• _EXERCISE OBJECTIVE_
Find and return each line containing "structured".

• _RECORD SET_

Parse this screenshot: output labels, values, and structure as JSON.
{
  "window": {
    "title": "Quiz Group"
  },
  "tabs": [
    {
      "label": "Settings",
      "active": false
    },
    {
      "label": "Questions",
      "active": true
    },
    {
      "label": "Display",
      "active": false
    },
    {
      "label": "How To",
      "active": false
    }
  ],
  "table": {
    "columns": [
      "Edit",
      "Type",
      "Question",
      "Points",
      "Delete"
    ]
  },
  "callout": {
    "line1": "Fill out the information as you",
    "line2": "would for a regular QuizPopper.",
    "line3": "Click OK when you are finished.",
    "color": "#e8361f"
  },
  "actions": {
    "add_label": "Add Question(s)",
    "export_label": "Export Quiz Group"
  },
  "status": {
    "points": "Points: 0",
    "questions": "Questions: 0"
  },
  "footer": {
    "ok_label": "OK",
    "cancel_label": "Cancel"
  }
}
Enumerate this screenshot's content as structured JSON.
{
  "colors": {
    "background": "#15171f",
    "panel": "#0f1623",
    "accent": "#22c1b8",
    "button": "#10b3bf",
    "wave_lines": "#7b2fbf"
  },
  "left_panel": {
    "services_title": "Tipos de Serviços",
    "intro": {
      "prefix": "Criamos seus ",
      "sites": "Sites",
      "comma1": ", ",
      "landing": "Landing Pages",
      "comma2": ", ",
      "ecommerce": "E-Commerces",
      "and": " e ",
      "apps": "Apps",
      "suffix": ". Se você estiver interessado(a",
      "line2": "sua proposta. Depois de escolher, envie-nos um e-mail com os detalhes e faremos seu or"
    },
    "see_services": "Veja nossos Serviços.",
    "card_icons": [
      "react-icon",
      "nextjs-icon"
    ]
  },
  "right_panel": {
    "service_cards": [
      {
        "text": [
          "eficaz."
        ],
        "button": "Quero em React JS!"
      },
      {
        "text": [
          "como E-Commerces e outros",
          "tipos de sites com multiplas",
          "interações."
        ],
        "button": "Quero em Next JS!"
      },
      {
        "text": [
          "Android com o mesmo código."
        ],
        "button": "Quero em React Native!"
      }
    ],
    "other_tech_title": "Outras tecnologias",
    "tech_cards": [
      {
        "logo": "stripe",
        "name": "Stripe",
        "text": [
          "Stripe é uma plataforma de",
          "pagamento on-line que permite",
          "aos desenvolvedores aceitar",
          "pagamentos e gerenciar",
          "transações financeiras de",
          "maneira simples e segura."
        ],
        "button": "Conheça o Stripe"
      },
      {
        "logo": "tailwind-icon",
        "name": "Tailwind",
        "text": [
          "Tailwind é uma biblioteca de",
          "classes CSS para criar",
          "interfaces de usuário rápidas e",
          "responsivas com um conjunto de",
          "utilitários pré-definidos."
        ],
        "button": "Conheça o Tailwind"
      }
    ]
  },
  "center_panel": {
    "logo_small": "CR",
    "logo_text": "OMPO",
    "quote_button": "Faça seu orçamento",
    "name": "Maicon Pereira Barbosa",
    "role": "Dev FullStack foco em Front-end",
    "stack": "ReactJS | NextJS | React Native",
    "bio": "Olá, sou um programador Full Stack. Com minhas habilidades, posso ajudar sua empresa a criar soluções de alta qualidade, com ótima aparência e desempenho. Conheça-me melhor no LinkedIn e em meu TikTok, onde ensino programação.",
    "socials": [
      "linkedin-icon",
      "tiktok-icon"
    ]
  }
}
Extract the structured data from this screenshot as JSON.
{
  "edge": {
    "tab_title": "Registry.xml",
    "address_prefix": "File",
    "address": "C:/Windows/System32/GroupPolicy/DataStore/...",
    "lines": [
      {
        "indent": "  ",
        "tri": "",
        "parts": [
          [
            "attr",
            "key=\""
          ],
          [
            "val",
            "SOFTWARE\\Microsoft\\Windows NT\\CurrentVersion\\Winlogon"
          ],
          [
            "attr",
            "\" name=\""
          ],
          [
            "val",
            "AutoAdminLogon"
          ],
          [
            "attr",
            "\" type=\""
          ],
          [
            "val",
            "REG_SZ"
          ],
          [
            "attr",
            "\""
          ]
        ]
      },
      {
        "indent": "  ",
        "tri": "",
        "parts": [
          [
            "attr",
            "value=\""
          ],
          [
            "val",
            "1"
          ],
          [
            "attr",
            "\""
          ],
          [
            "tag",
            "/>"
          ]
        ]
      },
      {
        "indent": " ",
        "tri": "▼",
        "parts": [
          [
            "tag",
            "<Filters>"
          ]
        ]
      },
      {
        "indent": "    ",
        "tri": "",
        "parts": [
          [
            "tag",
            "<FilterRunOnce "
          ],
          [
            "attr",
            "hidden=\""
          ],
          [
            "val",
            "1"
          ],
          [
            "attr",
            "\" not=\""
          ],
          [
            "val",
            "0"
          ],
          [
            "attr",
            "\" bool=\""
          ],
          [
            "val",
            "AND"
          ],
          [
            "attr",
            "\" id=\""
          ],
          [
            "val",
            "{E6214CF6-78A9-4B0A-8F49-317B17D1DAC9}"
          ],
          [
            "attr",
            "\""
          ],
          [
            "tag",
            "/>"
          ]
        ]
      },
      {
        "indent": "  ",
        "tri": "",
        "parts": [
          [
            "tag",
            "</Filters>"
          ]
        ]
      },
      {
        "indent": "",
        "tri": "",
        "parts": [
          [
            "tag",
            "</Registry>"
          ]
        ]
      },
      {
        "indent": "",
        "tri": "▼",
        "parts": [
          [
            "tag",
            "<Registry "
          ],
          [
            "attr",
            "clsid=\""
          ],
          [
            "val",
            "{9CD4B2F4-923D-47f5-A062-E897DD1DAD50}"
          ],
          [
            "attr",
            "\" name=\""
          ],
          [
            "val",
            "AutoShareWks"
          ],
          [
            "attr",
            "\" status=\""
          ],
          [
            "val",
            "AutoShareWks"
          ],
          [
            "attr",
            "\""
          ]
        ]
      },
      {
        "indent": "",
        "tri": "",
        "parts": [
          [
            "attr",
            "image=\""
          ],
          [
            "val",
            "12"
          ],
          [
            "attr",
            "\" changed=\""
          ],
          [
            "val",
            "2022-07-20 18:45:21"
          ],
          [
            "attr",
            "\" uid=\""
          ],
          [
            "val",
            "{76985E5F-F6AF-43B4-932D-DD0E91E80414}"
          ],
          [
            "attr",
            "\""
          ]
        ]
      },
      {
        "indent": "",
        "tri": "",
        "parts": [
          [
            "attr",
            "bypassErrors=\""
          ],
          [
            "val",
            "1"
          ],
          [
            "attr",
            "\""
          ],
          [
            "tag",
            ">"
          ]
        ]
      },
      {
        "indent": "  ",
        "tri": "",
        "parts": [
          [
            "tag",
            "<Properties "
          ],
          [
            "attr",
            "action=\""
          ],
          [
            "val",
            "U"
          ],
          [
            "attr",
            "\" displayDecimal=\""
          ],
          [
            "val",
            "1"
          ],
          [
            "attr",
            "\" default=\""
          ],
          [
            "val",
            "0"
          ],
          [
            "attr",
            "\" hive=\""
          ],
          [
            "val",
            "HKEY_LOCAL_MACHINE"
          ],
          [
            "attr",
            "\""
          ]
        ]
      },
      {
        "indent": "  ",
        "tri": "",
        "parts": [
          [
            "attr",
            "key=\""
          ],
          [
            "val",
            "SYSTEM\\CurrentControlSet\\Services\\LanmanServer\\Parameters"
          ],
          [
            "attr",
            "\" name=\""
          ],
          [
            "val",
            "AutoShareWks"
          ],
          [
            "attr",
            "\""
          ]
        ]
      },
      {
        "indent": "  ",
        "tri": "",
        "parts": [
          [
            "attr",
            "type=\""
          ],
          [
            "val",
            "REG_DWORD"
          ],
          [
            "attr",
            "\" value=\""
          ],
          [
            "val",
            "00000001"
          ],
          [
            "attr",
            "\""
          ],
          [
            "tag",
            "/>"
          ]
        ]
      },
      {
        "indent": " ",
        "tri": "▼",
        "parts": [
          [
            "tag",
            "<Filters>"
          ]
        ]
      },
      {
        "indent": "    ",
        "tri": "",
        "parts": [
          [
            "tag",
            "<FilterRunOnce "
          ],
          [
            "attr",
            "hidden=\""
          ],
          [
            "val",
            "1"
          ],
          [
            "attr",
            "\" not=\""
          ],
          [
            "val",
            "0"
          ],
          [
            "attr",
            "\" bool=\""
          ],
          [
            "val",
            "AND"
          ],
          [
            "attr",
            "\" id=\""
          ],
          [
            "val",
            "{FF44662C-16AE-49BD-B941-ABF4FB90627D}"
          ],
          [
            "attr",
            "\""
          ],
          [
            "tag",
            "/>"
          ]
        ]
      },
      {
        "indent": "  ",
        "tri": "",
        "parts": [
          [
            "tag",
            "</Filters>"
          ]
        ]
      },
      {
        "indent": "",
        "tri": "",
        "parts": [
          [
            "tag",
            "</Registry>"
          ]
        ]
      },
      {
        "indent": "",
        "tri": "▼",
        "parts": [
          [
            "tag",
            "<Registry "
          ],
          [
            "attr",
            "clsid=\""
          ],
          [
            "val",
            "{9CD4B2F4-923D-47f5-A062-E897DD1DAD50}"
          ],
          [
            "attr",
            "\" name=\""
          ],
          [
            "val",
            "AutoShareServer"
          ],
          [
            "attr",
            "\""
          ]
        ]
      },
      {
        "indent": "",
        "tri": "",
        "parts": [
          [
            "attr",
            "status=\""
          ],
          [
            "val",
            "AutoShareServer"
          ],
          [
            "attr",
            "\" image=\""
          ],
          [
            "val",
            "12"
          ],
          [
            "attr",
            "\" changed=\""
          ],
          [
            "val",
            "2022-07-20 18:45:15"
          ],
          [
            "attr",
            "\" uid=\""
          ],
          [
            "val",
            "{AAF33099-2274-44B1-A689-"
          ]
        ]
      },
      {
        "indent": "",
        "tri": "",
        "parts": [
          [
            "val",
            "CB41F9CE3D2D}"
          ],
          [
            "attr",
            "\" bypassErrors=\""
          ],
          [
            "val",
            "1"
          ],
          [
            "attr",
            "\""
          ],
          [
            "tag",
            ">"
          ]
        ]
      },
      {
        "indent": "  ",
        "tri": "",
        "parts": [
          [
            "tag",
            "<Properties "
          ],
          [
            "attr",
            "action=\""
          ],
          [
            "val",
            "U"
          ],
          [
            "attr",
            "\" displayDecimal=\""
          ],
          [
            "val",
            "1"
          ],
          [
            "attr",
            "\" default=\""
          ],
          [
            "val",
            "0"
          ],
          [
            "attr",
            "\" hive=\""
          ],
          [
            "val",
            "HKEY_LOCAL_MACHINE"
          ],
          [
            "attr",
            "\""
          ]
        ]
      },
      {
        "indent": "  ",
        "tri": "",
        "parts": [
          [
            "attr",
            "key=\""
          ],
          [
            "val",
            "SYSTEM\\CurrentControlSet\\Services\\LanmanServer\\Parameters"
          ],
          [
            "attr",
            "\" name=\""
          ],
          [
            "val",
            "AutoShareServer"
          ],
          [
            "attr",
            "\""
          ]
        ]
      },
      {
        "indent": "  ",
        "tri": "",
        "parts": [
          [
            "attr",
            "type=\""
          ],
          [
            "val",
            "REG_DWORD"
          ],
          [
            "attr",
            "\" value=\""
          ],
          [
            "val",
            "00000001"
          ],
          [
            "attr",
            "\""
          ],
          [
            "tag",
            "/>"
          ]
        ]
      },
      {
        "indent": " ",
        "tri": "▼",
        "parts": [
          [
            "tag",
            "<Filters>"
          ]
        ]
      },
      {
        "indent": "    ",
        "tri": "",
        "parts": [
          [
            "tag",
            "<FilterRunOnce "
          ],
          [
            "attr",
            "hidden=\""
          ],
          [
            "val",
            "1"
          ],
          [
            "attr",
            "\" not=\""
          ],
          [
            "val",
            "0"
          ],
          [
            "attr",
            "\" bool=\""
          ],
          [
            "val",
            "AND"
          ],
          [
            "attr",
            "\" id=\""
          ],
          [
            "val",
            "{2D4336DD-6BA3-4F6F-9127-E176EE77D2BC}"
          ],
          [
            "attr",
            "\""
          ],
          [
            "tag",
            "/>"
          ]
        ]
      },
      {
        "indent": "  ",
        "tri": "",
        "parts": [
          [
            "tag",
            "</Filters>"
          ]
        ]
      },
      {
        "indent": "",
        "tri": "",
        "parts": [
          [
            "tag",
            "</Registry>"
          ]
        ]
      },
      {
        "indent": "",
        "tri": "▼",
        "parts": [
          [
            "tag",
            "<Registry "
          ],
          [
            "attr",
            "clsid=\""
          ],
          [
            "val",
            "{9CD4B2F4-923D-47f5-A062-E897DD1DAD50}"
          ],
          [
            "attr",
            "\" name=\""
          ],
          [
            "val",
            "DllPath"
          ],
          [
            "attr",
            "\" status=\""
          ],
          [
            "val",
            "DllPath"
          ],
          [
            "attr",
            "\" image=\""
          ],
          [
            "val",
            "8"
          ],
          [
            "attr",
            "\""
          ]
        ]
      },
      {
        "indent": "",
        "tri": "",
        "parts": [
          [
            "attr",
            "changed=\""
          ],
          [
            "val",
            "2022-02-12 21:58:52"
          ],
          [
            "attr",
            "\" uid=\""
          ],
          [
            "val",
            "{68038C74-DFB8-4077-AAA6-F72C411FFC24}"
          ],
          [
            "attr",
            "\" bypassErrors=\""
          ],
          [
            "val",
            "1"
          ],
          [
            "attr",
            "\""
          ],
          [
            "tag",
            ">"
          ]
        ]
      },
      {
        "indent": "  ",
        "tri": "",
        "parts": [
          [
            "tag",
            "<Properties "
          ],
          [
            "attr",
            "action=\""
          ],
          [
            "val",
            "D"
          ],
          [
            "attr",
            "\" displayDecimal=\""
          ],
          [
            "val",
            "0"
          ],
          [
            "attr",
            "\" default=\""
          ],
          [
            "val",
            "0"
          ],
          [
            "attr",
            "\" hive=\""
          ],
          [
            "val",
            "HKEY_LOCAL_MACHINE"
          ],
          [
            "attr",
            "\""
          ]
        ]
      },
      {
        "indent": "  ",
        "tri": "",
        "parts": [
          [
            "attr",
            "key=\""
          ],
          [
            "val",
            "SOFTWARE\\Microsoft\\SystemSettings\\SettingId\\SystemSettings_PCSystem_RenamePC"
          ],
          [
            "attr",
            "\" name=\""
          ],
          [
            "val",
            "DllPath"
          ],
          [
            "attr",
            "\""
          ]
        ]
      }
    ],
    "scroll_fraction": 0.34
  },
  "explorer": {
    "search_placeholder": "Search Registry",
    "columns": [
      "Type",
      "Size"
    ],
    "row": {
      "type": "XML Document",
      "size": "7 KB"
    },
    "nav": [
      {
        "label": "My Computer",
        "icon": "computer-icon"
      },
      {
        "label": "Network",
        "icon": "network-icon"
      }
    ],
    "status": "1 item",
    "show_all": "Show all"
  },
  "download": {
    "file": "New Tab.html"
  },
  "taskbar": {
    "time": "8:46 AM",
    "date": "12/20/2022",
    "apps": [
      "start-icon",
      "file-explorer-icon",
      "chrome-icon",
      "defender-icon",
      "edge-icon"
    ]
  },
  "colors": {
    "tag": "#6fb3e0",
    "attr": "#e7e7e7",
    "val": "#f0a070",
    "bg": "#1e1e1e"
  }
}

• _SOLUTION_
Enumerate this screenshot's content as structured JSON.
Extract the structured data from this screenshot as JSON.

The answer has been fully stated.